= TASK MATERIAL =
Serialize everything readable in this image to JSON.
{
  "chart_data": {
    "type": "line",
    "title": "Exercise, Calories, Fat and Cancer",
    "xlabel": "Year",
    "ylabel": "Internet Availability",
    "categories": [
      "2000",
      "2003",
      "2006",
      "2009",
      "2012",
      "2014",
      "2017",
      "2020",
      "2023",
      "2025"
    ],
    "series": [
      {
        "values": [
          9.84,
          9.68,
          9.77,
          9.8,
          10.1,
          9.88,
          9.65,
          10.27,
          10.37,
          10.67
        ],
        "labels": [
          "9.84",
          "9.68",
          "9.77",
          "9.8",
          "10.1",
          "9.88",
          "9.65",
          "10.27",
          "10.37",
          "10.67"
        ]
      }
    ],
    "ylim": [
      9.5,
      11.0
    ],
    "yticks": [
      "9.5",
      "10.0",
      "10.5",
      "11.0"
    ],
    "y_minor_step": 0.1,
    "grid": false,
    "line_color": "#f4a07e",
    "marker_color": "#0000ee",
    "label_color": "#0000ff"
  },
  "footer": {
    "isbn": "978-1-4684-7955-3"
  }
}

...

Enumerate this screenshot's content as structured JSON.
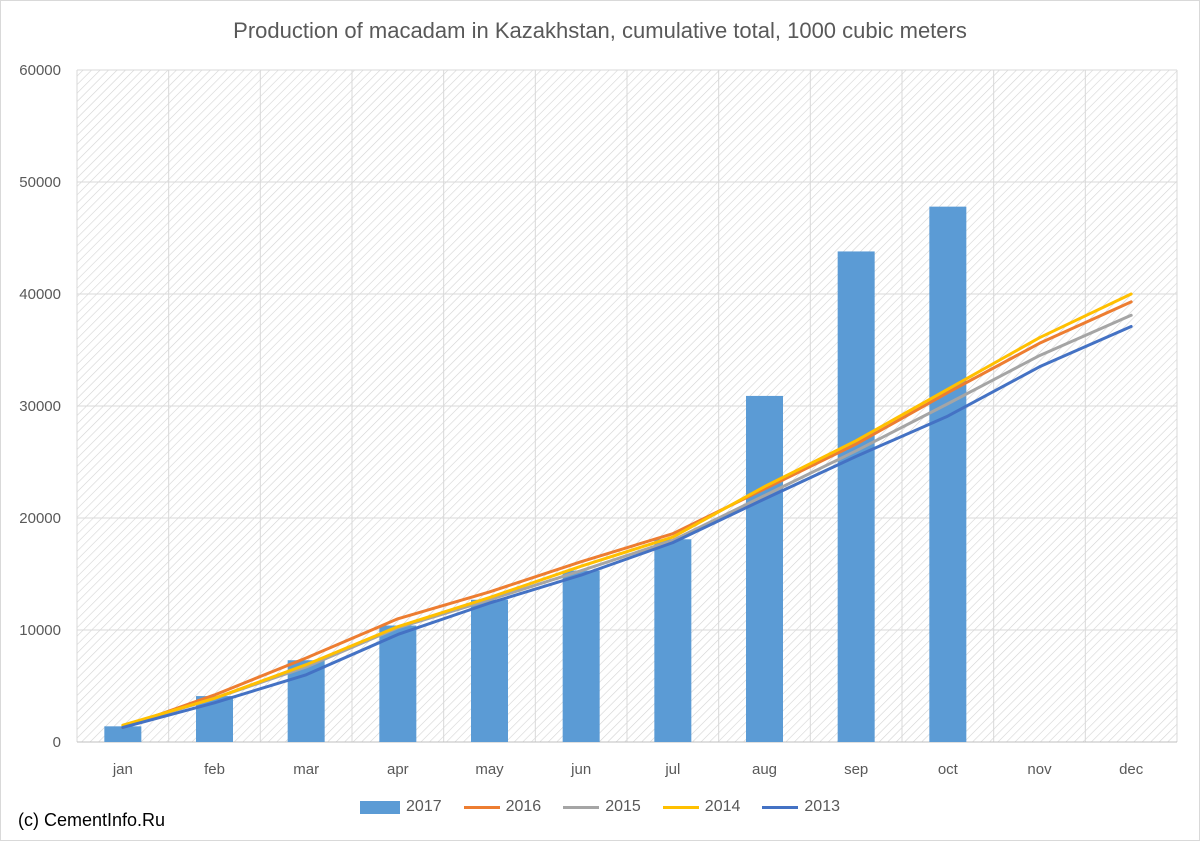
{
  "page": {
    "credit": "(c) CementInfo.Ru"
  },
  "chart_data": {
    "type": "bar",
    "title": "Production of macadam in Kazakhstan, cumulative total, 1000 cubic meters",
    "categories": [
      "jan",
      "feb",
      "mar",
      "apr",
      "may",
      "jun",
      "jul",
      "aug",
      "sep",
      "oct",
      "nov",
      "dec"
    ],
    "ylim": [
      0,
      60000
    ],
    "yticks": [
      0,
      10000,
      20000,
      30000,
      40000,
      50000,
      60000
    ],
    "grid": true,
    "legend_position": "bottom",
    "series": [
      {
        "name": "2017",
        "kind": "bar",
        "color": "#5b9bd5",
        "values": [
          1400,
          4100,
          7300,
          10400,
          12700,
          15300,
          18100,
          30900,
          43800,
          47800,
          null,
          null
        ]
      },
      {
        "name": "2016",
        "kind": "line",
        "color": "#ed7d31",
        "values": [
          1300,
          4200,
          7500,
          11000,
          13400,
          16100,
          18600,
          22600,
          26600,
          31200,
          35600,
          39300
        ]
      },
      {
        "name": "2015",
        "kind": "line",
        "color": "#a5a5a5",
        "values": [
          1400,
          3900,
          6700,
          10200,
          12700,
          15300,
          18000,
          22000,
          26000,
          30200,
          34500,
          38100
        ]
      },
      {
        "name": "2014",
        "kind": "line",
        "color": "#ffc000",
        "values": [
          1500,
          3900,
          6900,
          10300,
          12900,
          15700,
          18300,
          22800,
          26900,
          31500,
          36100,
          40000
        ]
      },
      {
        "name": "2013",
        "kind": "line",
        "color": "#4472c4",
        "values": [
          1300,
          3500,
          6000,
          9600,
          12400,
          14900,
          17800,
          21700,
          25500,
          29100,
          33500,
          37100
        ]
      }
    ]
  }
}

= AIM OF THE EXERCISE =
Determine how many lines in the listing above hold the word "JSON", answering with the number only.

= TASK RESULT =
2